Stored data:
=-=-=
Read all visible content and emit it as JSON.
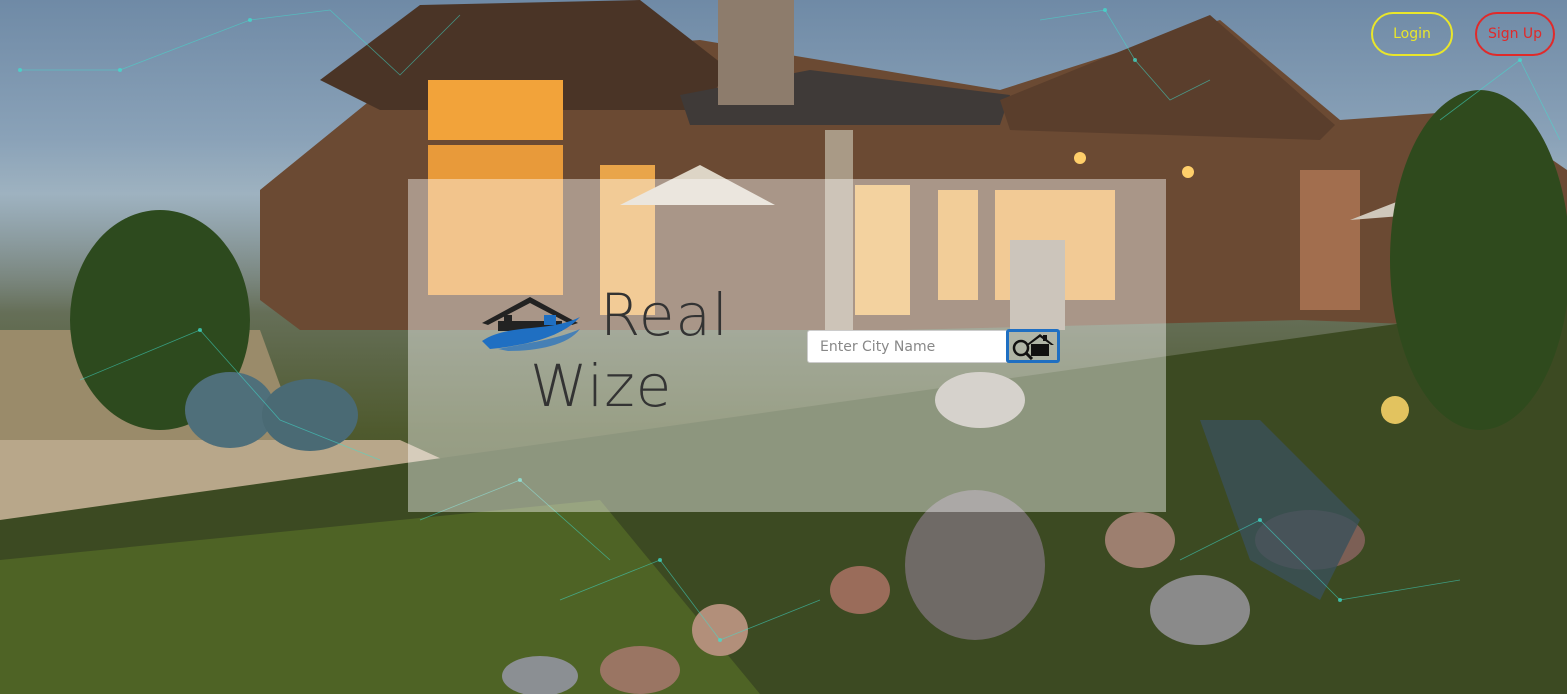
{
  "header": {
    "login_label": "Login",
    "signup_label": "Sign Up"
  },
  "brand": {
    "line1": "Real",
    "line2": "Wize",
    "icon": "house-logo-icon"
  },
  "search": {
    "placeholder": "Enter City Name",
    "value": "",
    "button_icon": "house-search-icon"
  },
  "colors": {
    "login_accent": "#e9e62a",
    "signup_accent": "#e02a2a",
    "search_button_border": "#1f6fc2",
    "logo_blue": "#1f6fc2",
    "logo_dark": "#222222"
  }
}
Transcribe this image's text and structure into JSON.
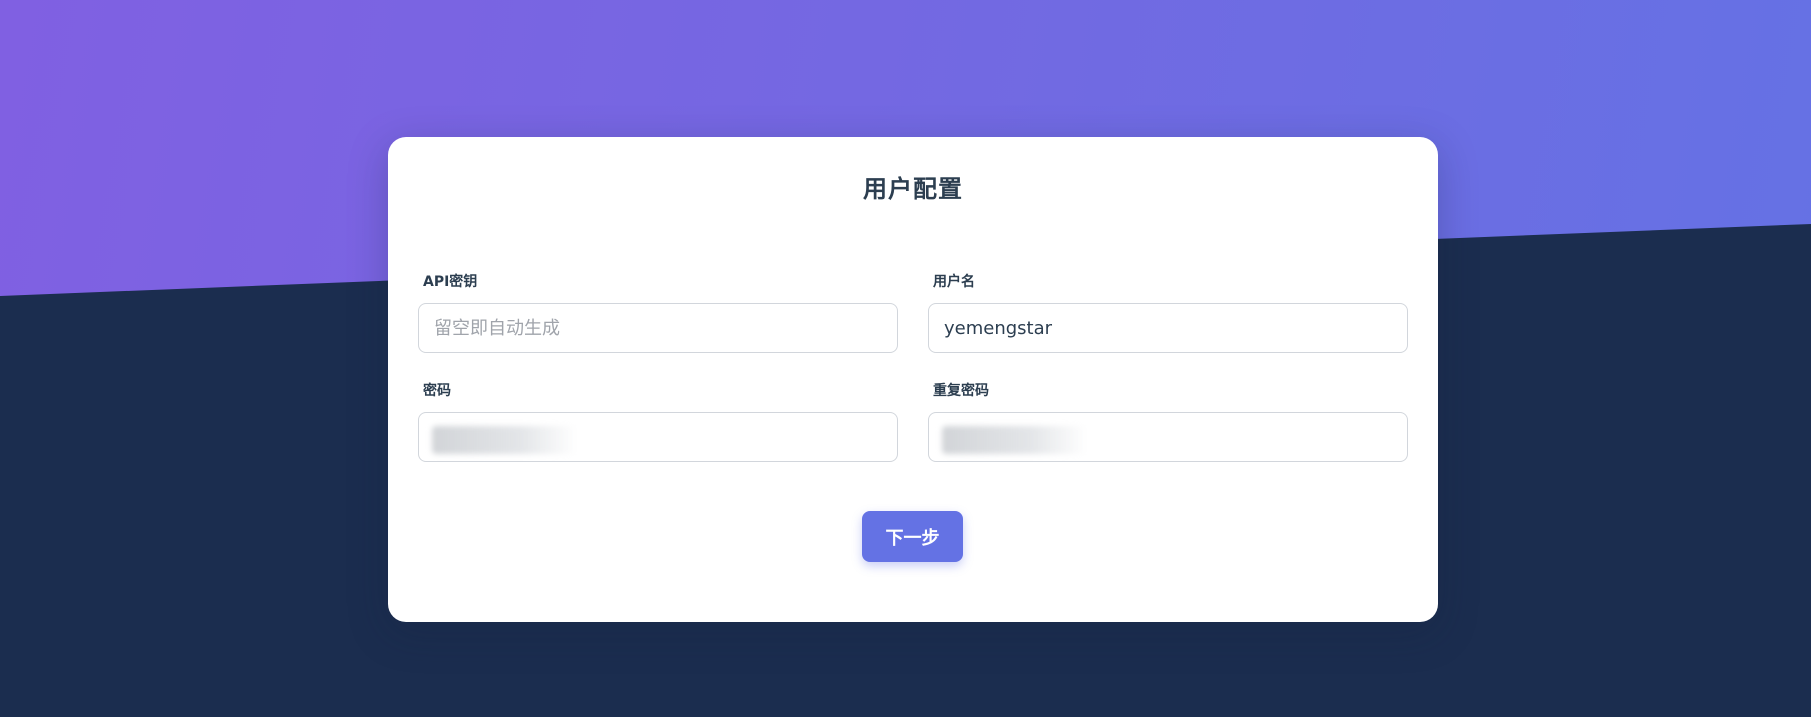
=-=-=
_WRITTEN EXERCISE:_ Write out the listing above exactly as it stands, pictures excluded.

_CORRECT ANSWER:_
Read all visible content and emit it as JSON.
{
  "header": {
    "login_label": "Login",
    "signup_label": "Sign Up"
  },
  "brand": {
    "line1": "Real",
    "line2": "Wize",
    "icon": "house-logo-icon"
  },
  "search": {
    "placeholder": "Enter City Name",
    "value": "",
    "button_icon": "house-search-icon"
  },
  "colors": {
    "login_accent": "#e9e62a",
    "signup_accent": "#e02a2a",
    "search_button_border": "#1f6fc2",
    "logo_blue": "#1f6fc2",
    "logo_dark": "#222222"
  }
}
Transcribe this image's text and structure into JSON.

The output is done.